[Data entries]
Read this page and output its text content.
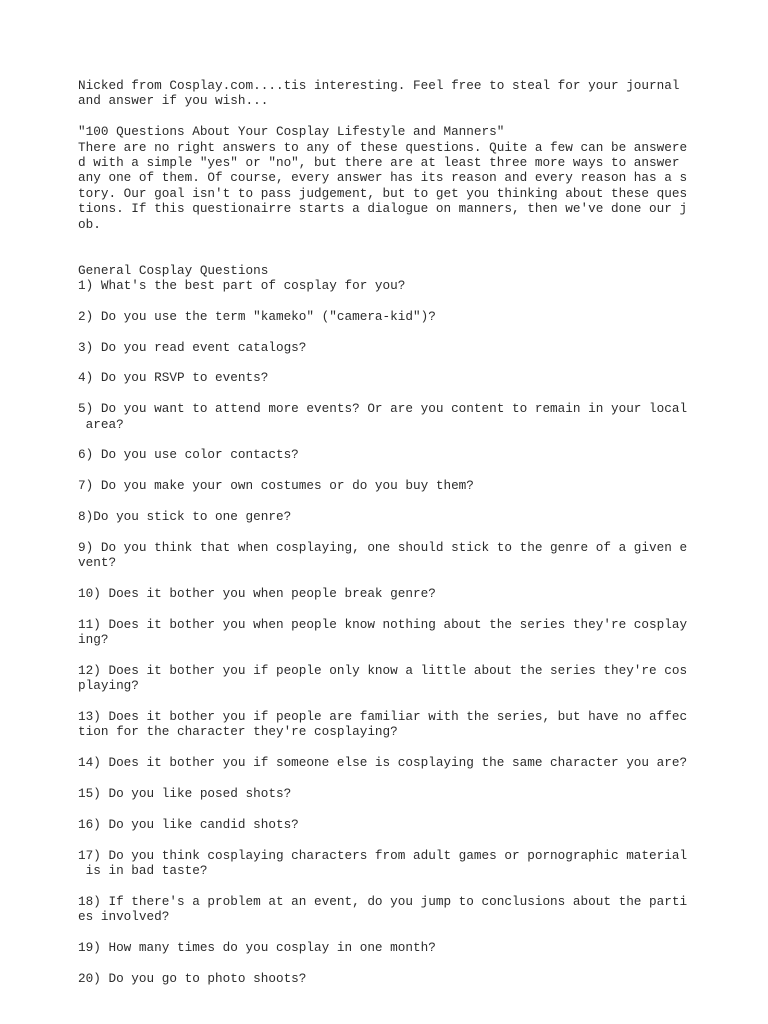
Nicked from Cosplay.com....tis interesting. Feel free to steal for your journal
and answer if you wish...
"100 Questions About Your Cosplay Lifestyle and Manners"
There are no right answers to any of these questions. Quite a few can be answere
d with a simple "yes" or "no", but there are at least three more ways to answer
any one of them. Of course, every answer has its reason and every reason has a s
tory. Our goal isn't to pass judgement, but to get you thinking about these ques
tions. If this questionairre starts a dialogue on manners, then we've done our j
ob.
General Cosplay Questions
1) What's the best part of cosplay for you?
2) Do you use the term "kameko" ("camera-kid")?
3) Do you read event catalogs?
4) Do you RSVP to events?
5) Do you want to attend more events? Or are you content to remain in your local
area?
6) Do you use color contacts?
7) Do you make your own costumes or do you buy them?
8)Do you stick to one genre?
9) Do you think that when cosplaying, one should stick to the genre of a given e
vent?
10) Does it bother you when people break genre?
11) Does it bother you when people know nothing about the series they're cosplay
ing?
12) Does it bother you if people only know a little about the series they're cos
playing?
13) Does it bother you if people are familiar with the series, but have no affec
tion for the character they're cosplaying?
14) Does it bother you if someone else is cosplaying the same character you are?
15) Do you like posed shots?
16) Do you like candid shots?
17) Do you think cosplaying characters from adult games or pornographic material
is in bad taste?
18) If there's a problem at an event, do you jump to conclusions about the parti
es involved?
19) How many times do you cosplay in one month?
20) Do you go to photo shoots?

[Task brief]:
Leave out the pictures and copy the rest of the material above exactly.

[Expected answer]:
Read this page and output its text content.
Nicked from Cosplay.com....tis interesting. Feel free to steal for your journal
and answer if you wish...
"100 Questions About Your Cosplay Lifestyle and Manners"
There are no right answers to any of these questions. Quite a few can be answere
d with a simple "yes" or "no", but there are at least three more ways to answer
any one of them. Of course, every answer has its reason and every reason has a s
tory. Our goal isn't to pass judgement, but to get you thinking about these ques
tions. If this questionairre starts a dialogue on manners, then we've done our j
ob.
General Cosplay Questions
1) What's the best part of cosplay for you?
2) Do you use the term "kameko" ("camera-kid")?
3) Do you read event catalogs?
4) Do you RSVP to events?
5) Do you want to attend more events? Or are you content to remain in your local
area?
6) Do you use color contacts?
7) Do you make your own costumes or do you buy them?
8)Do you stick to one genre?
9) Do you think that when cosplaying, one should stick to the genre of a given e
vent?
10) Does it bother you when people break genre?
11) Does it bother you when people know nothing about the series they're cosplay
ing?
12) Does it bother you if people only know a little about the series they're cos
playing?
13) Does it bother you if people are familiar with the series, but have no affec
tion for the character they're cosplaying?
14) Does it bother you if someone else is cosplaying the same character you are?
15) Do you like posed shots?
16) Do you like candid shots?
17) Do you think cosplaying characters from adult games or pornographic material
is in bad taste?
18) If there's a problem at an event, do you jump to conclusions about the parti
es involved?
19) How many times do you cosplay in one month?
20) Do you go to photo shoots?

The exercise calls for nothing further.